━━━ Records supplied
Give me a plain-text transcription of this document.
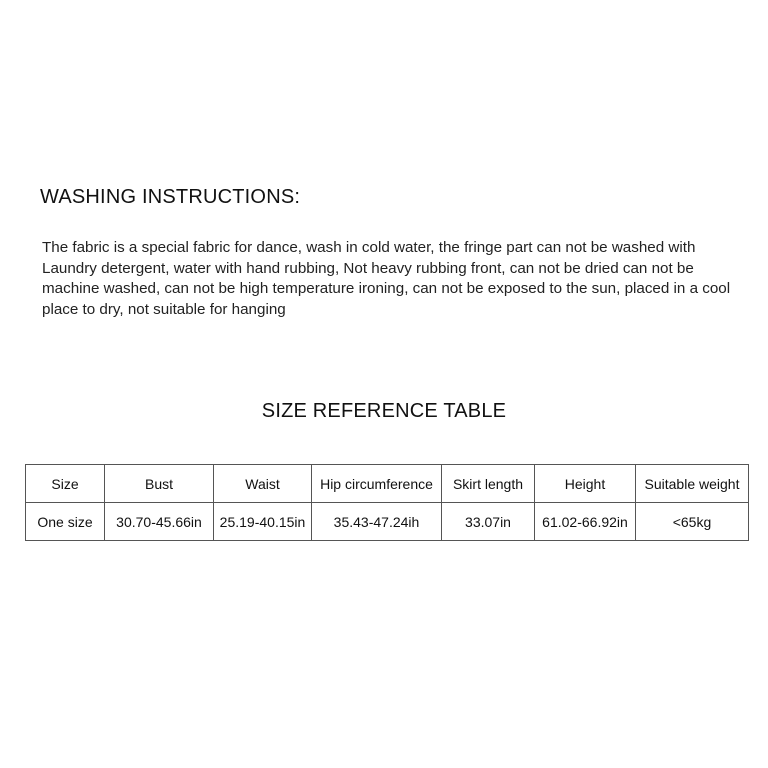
WASHING INSTRUCTIONS:

The fabric is a special fabric for dance, wash in cold water, the fringe part can not be washed with Laundry detergent, water with hand rubbing, Not heavy rubbing front, can not be dried can not be machine washed, can not be high temperature ironing, can not be exposed to the sun, placed in a cool place to dry, not suitable for hanging

SIZE REFERENCE TABLE
Size	Bust	Waist	Hip circumference	Skirt length	Height	Suitable weight
One size	30.70-45.66in	25.19-40.15in	35.43-47.24ih	33.07in	61.02-66.92in	<65kg
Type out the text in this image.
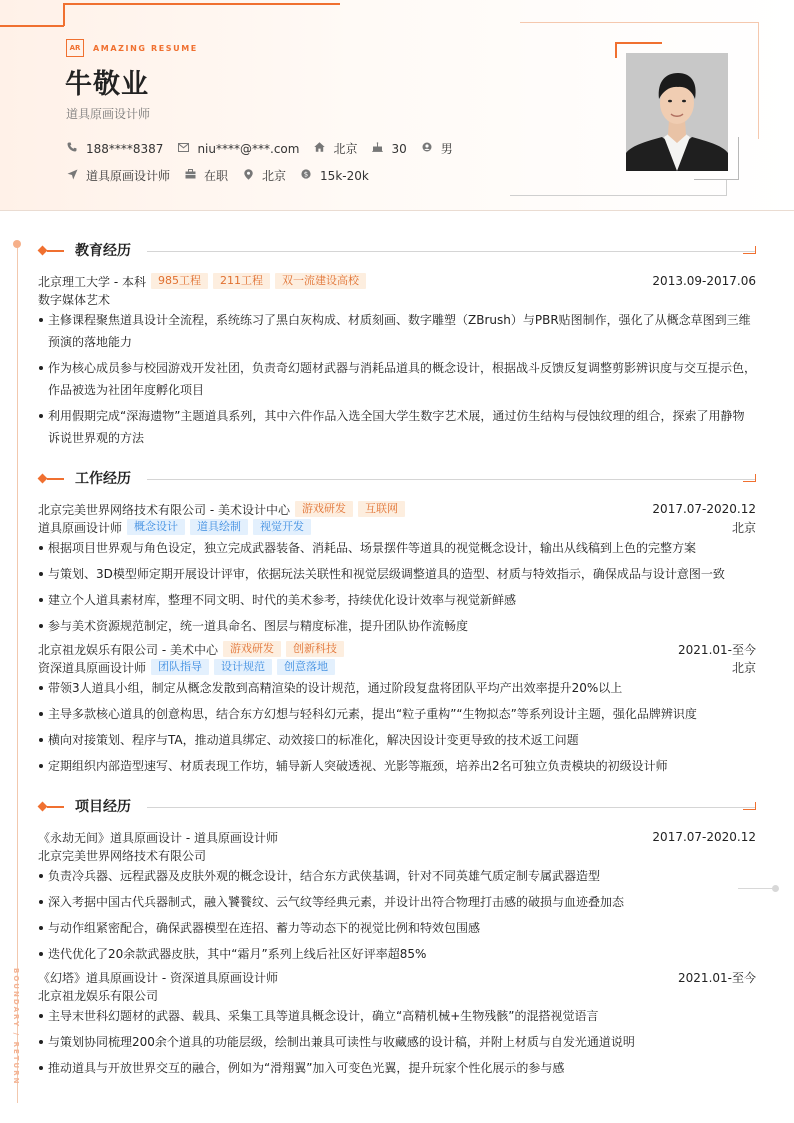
AR	AMAZING RESUME
牛敬业
道具原画设计师
188****8387	niu****@***.com	北京	30	男
道具原画设计师	在职	北京	$ 15k-20k
BOUNDARY / RETURN
教育经历
北京理工大学 - 本科	985工程	211工程	双一流建设高校	2013.09-2017.06
数字媒体艺术
主修课程聚焦道具设计全流程，系统练习了黑白灰构成、材质刻画、数字雕塑（ZBrush）与PBR贴图制作，强化了从概念草图到三维预演的落地能力
作为核心成员参与校园游戏开发社团，负责奇幻题材武器与消耗品道具的概念设计，根据战斗反馈反复调整剪影辨识度与交互提示色，作品被选为社团年度孵化项目
利用假期完成“深海遗物”主题道具系列，其中六件作品入选全国大学生数字艺术展，通过仿生结构与侵蚀纹理的组合，探索了用静物诉说世界观的方法
工作经历
北京完美世界网络技术有限公司 - 美术设计中心	游戏研发	互联网	2017.07-2020.12
道具原画设计师	概念设计	道具绘制	视觉开发	北京
根据项目世界观与角色设定，独立完成武器装备、消耗品、场景摆件等道具的视觉概念设计，输出从线稿到上色的完整方案
与策划、3D模型师定期开展设计评审，依据玩法关联性和视觉层级调整道具的造型、材质与特效指示，确保成品与设计意图一致
建立个人道具素材库，整理不同文明、时代的美术参考，持续优化设计效率与视觉新鲜感
参与美术资源规范制定，统一道具命名、图层与精度标准，提升团队协作流畅度
北京祖龙娱乐有限公司 - 美术中心	游戏研发	创新科技	2021.01-至今
资深道具原画设计师	团队指导	设计规范	创意落地	北京
带领3人道具小组，制定从概念发散到高精渲染的设计规范，通过阶段复盘将团队平均产出效率提升20%以上
主导多款核心道具的创意构思，结合东方幻想与轻科幻元素，提出“粒子重构”“生物拟态”等系列设计主题，强化品牌辨识度
横向对接策划、程序与TA，推动道具绑定、动效接口的标准化，解决因设计变更导致的技术返工问题
定期组织内部造型速写、材质表现工作坊，辅导新人突破透视、光影等瓶颈，培养出2名可独立负责模块的初级设计师
项目经历
《永劫无间》道具原画设计 - 道具原画设计师	2017.07-2020.12
北京完美世界网络技术有限公司
负责冷兵器、远程武器及皮肤外观的概念设计，结合东方武侠基调，针对不同英雄气质定制专属武器造型
深入考据中国古代兵器制式，融入饕餮纹、云气纹等经典元素，并设计出符合物理打击感的破损与血迹叠加态
与动作组紧密配合，确保武器模型在连招、蓄力等动态下的视觉比例和特效包围感
迭代优化了20余款武器皮肤，其中“霜月”系列上线后社区好评率超85%
《幻塔》道具原画设计 - 资深道具原画设计师	2021.01-至今
北京祖龙娱乐有限公司
主导末世科幻题材的武器、载具、采集工具等道具概念设计，确立“高精机械+生物残骸”的混搭视觉语言
与策划协同梳理200余个道具的功能层级，绘制出兼具可读性与收藏感的设计稿，并附上材质与自发光通道说明
推动道具与开放世界交互的融合，例如为“滑翔翼”加入可变色光翼，提升玩家个性化展示的参与感
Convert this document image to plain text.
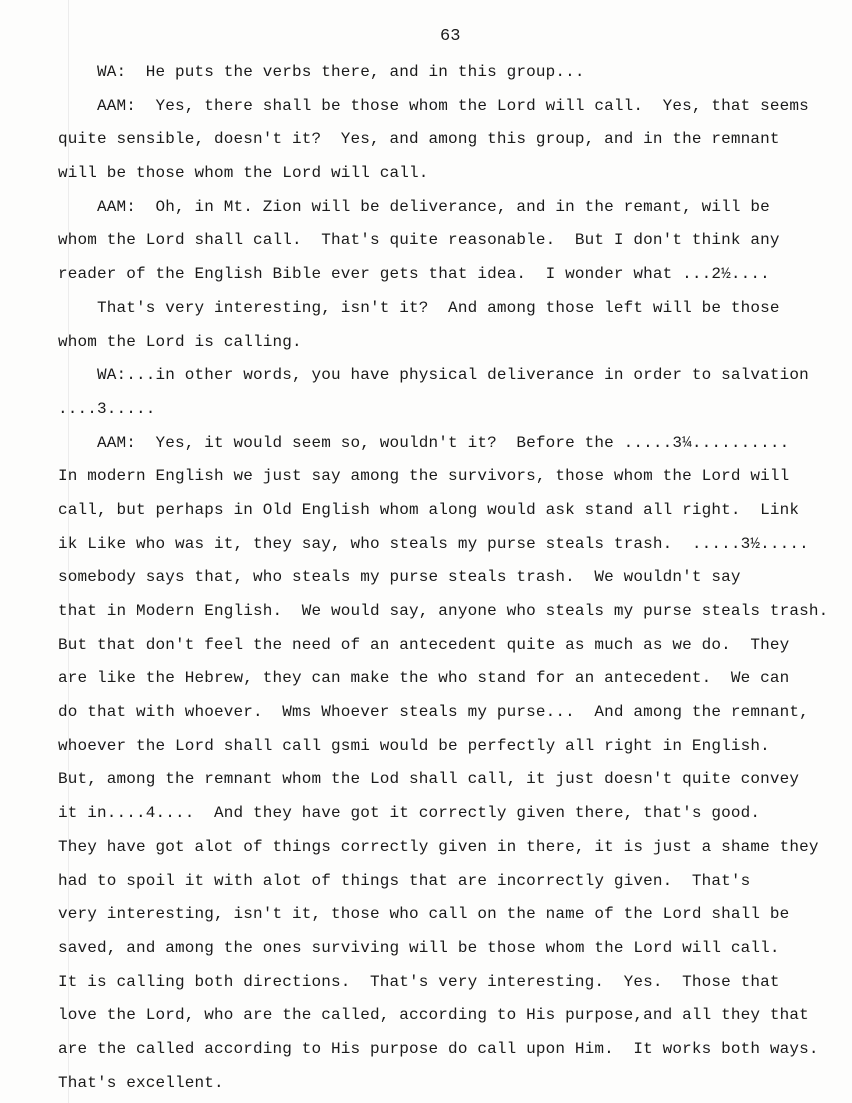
63
WA:  He puts the verbs there, and in this group...
AAM:  Yes, there shall be those whom the Lord will call.  Yes, that seems
quite sensible, doesn't it?  Yes, and among this group, and in the remnant
will be those whom the Lord will call.
AAM:  Oh, in Mt. Zion will be deliverance, and in the remant, will be
whom the Lord shall call.  That's quite reasonable.  But I don't think any
reader of the English Bible ever gets that idea.  I wonder what ...2½....
That's very interesting, isn't it?  And among those left will be those
whom the Lord is calling.
WA:...in other words, you have physical deliverance in order to salvation
....3.....
AAM:  Yes, it would seem so, wouldn't it?  Before the .....3¼..........
In modern English we just say among the survivors, those whom the Lord will
call, but perhaps in Old English whom along would ask stand all right.  Link
ik Like who was it, they say, who steals my purse steals trash.  .....3½.....
somebody says that, who steals my purse steals trash.  We wouldn't say
that in Modern English.  We would say, anyone who steals my purse steals trash.
But that don't feel the need of an antecedent quite as much as we do.  They
are like the Hebrew, they can make the who stand for an antecedent.  We can
do that with whoever.  Wms Whoever steals my purse...  And among the remnant,
whoever the Lord shall call gsmi would be perfectly all right in English.
But, among the remnant whom the Lod shall call, it just doesn't quite convey
it in....4....  And they have got it correctly given there, that's good.
They have got alot of things correctly given in there, it is just a shame they
had to spoil it with alot of things that are incorrectly given.  That's
very interesting, isn't it, those who call on the name of the Lord shall be
saved, and among the ones surviving will be those whom the Lord will call.
It is calling both directions.  That's very interesting.  Yes.  Those that
love the Lord, who are the called, according to His purpose,and all they that
are the called according to His purpose do call upon Him.  It works both ways.
That's excellent.
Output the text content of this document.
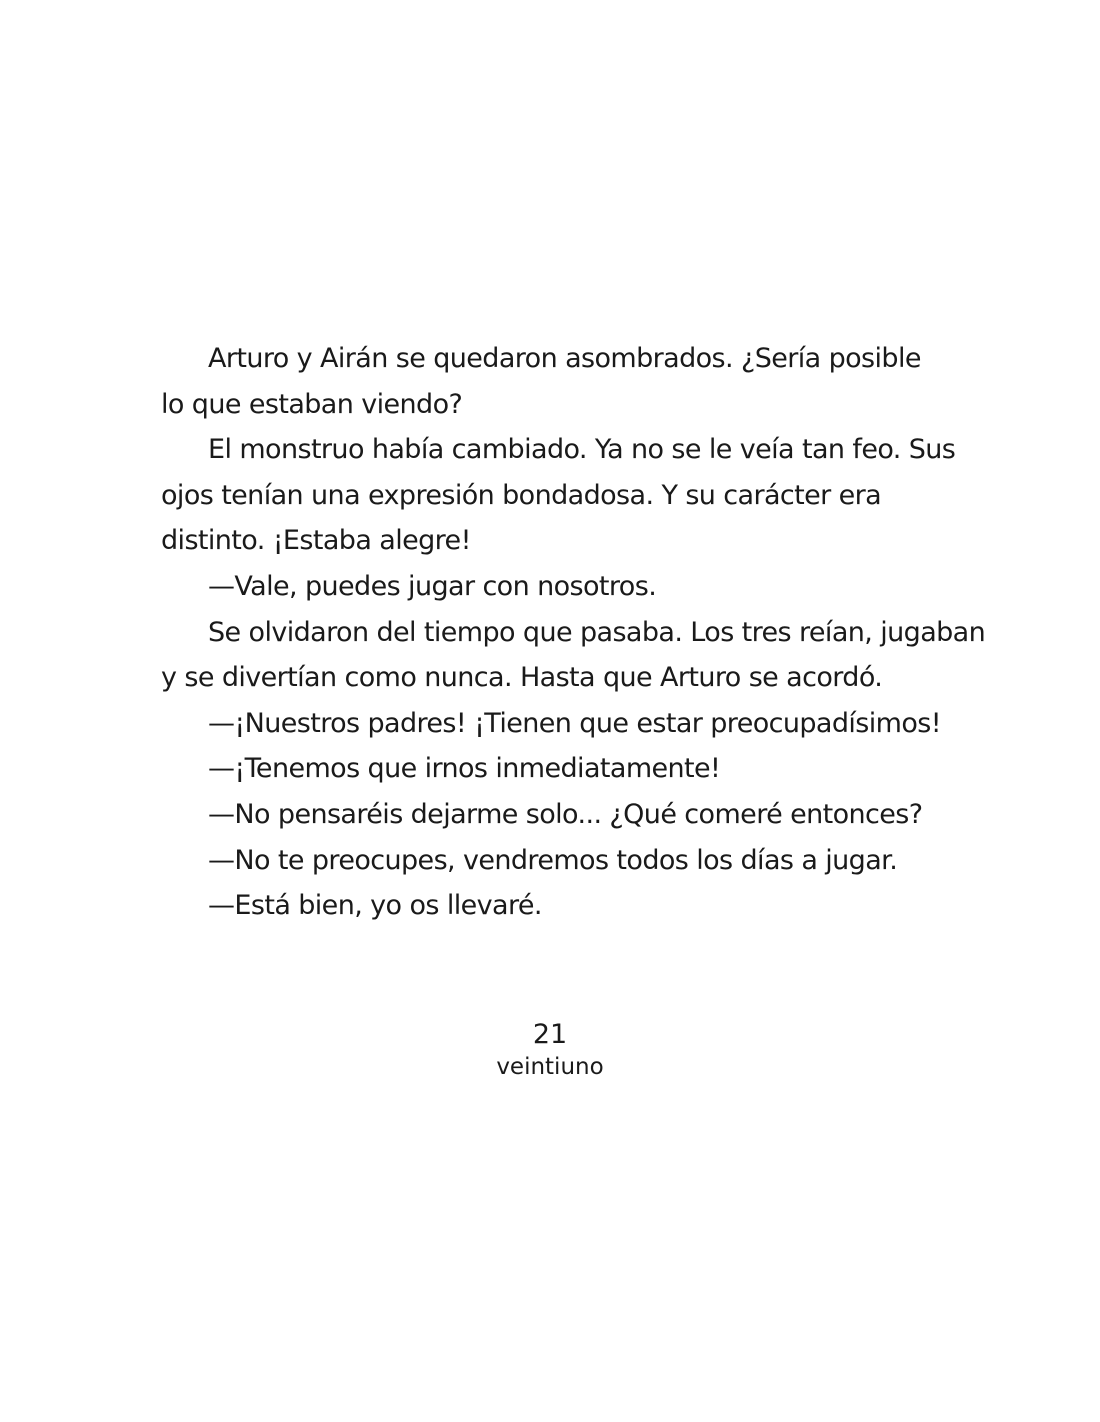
Arturo y Airán se quedaron asombrados. ¿Sería posible

lo que estaban viendo?

El monstruo había cambiado. Ya no se le veía tan feo. Sus

ojos tenían una expresión bondadosa. Y su carácter era

distinto. ¡Estaba alegre!

—Vale, puedes jugar con nosotros.

Se olvidaron del tiempo que pasaba. Los tres reían, jugaban

y se divertían como nunca. Hasta que Arturo se acordó.

—¡Nuestros padres! ¡Tienen que estar preocupadísimos!

—¡Tenemos que irnos inmediatamente!

—No pensaréis dejarme solo... ¿Qué comeré entonces?

—No te preocupes, vendremos todos los días a jugar.

—Está bien, yo os llevaré.

21
veintiuno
━━━━━━
What is expected:
Look through the entries above for the word "text". Copy every line where it shows up.

Solution to the problem:
Give me a plain-text transcription of this document.
Type out the text in this image.
Convert this document image to plain text.
Output the text content of this document.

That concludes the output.